··· Text excerpt

Klaynos Posted April 25, 2015 Posted April 25, 2015 Are monitors/TVs RGB because our eyes are? Yep. The technology was developed to allow a wide range of colour perception to humans. There are so many people do Newton's Experimentum Crucis is failed in the history. https://books.google.com.hk/books?id=lwcDZ0Ex4lYC&printsec=frontcover&hl=zh-TW#v=onepage&q&f=false Page 43 Sir Robert Moray, who served as the first president of the Royal Society, proposed four simplistic and essentially worthless experiments as a means of verifying the experimentum crucis, which Moray lacked the skill to duplicate himself. Then from France came a long letter written by Ignance Gaston Pardies, a professor of speech and a member of the Society of Jesus, a learned order of Roman Catholic priests. Like Moray, Pardies had failed in several attempts to duplicate the expermentum crucis and concluded that Newton's results lacked scientific merit. Can you show any prove to prove yellow light in sunlight will not split by newton's expermentum crucis? My point is that we have other experiments other then prisms which work better and are easier to understand in terms of wavelength. You can even remove the overlapping bands that John talks about, the maths shows you where the bands exist and where they come from.
StringJunky Posted April 25, 2015 Posted April 25, 2015 Yep. The technology was developed to allow a wide range of colour perception to humans. Cheers. What do I look for on Google to find the mathematical parameters/relationships of colours - frequency and/or wavelength - and how they add or cancel to make another colour?

······

Please carry on the forum thread about color perception and Newton's prism experiment from the point where it stops.

··· Data shown

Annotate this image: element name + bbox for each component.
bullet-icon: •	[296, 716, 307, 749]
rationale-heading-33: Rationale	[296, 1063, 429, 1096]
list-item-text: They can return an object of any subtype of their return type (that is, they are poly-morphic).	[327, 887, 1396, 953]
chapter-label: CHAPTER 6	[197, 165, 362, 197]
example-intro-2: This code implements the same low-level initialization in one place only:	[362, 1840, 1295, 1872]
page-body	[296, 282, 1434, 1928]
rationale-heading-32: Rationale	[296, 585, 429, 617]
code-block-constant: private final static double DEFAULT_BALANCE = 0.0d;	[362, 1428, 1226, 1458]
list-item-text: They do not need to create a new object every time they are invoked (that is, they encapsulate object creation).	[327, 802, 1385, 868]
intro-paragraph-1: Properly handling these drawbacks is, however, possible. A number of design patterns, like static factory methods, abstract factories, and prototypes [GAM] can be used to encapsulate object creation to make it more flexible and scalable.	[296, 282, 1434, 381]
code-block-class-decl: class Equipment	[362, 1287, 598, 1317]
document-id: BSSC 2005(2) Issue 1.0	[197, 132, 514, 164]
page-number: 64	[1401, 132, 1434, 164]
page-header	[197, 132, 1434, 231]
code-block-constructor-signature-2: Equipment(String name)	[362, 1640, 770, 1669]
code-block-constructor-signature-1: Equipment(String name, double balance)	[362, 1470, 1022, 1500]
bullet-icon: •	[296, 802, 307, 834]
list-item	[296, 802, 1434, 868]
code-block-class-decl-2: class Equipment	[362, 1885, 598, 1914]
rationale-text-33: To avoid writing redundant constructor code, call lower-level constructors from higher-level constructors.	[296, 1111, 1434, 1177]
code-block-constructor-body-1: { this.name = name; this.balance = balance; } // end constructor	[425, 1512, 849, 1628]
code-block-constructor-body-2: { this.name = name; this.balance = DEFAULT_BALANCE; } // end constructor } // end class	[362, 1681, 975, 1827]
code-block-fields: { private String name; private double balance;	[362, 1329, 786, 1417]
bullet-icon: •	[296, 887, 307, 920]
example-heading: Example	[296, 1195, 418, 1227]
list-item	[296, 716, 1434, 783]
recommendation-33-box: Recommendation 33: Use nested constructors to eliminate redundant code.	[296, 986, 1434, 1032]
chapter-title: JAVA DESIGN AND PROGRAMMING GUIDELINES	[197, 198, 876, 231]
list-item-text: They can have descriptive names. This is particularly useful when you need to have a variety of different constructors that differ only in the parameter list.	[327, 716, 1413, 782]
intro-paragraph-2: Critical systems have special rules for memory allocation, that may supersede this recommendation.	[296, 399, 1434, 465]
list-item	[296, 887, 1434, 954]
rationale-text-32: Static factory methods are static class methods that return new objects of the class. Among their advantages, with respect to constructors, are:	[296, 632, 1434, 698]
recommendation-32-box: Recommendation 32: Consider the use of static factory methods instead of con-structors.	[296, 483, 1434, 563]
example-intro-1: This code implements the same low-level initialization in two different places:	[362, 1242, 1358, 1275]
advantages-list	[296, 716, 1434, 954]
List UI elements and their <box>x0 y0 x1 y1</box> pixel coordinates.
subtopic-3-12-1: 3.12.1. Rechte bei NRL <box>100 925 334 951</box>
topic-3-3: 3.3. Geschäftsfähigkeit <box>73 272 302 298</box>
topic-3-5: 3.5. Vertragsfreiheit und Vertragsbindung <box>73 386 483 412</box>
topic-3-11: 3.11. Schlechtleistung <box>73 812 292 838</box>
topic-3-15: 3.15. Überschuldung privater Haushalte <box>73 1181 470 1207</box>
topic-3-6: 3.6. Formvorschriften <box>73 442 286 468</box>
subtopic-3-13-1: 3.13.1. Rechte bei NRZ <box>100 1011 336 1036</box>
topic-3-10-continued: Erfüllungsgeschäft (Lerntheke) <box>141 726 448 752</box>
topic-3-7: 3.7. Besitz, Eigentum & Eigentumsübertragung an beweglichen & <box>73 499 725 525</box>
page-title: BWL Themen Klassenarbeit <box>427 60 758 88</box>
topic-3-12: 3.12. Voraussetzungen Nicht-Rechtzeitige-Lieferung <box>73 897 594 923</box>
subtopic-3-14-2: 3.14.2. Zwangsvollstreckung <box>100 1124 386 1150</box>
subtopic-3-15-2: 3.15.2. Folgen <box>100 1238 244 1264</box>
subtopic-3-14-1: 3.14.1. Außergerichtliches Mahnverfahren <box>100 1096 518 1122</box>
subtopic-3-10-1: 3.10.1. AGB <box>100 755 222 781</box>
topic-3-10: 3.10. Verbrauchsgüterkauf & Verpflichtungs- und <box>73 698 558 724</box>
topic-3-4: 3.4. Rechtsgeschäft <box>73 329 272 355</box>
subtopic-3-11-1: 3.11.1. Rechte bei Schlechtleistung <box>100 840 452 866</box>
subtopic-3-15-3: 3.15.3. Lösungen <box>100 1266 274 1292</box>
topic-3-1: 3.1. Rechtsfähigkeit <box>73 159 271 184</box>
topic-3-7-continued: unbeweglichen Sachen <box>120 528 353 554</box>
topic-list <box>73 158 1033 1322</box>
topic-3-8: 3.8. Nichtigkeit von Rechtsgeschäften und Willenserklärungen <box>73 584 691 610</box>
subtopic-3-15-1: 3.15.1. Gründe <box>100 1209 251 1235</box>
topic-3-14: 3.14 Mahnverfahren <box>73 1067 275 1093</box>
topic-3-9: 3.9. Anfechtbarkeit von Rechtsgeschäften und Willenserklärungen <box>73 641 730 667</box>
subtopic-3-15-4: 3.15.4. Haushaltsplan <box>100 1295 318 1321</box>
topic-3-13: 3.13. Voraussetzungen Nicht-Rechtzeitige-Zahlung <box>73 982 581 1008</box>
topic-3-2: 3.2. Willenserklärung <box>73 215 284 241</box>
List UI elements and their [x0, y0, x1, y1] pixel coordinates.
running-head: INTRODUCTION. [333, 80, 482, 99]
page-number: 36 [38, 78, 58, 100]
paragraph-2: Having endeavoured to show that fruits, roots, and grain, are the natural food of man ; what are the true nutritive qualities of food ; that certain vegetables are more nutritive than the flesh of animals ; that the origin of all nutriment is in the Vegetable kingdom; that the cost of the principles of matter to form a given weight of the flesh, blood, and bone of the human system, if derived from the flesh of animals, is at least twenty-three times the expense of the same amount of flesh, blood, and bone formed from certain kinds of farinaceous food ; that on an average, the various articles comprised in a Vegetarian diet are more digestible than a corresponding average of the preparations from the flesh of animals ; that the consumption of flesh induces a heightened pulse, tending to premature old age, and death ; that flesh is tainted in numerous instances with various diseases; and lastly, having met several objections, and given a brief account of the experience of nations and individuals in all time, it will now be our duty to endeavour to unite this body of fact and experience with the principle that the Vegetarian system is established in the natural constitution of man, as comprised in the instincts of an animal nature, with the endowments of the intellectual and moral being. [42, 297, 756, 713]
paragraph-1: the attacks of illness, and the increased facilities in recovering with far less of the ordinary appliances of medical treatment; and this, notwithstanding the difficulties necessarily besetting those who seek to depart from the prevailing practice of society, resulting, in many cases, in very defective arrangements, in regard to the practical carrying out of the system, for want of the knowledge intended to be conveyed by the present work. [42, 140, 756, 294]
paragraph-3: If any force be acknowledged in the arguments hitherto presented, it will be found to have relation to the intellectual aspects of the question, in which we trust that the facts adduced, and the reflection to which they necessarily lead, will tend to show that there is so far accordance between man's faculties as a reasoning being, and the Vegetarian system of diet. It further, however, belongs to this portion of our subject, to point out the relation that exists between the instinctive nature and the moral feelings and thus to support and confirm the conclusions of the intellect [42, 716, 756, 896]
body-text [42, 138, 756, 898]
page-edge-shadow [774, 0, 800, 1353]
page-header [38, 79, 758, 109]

······

**Result of this exercise**.
Klaynos Posted April 25, 2015 Posted April 25, 2015 RGB colour space. Physiology of colour perception. 1
PEOPLE Posted April 27, 2015 Author Posted April 27, 2015 Sunlight is consist of seven or more color light in current theory, as three primary light also can get the same result about sunlight through a prism. So the result of diffraction gratings about three primary color light source and seven or more color light source also is the same. If there are one light source has only three primary color and another light source has seven or more color. How do diffraction gratings distinguish which light source has only three color? And there are some photo about white light dispersed by Diffraction Grating. when white light dispersed by Diffraction Grating, yellow light and cyan light is disappear slowly, and it seems like three color at last. Is current theory no need to explain any strange phenomenon? Why sunlight through the prism seem like three color overlap but it is actually consist of seven or more color?
Klaynos Posted April 27, 2015 Posted April 27, 2015 A diffraction grating would show gaps if the source was made of three colours, is out was not 3 it would show a continuous spectrum. Sunlight and incandescent light bulbs produce a continuous spectrum with energies consistent with our understanding. The current theory explains it, second order dispersion as explained above. The seven colours is a historical artifact, it's a continuous spectrum.
IAstroViz Posted April 29, 2015 Posted April 29, 2015 With all the info I have seen you seem to have a point. But Newton's theory seems to be more thoughtworthy.
Klaynos Posted April 29, 2015 Posted April 29, 2015 With all the info I have seen you seem to have a point. But Newton's theory seems to be more thoughtworthy. He really doesn't. Our understanding of light has moved on a lot side newton.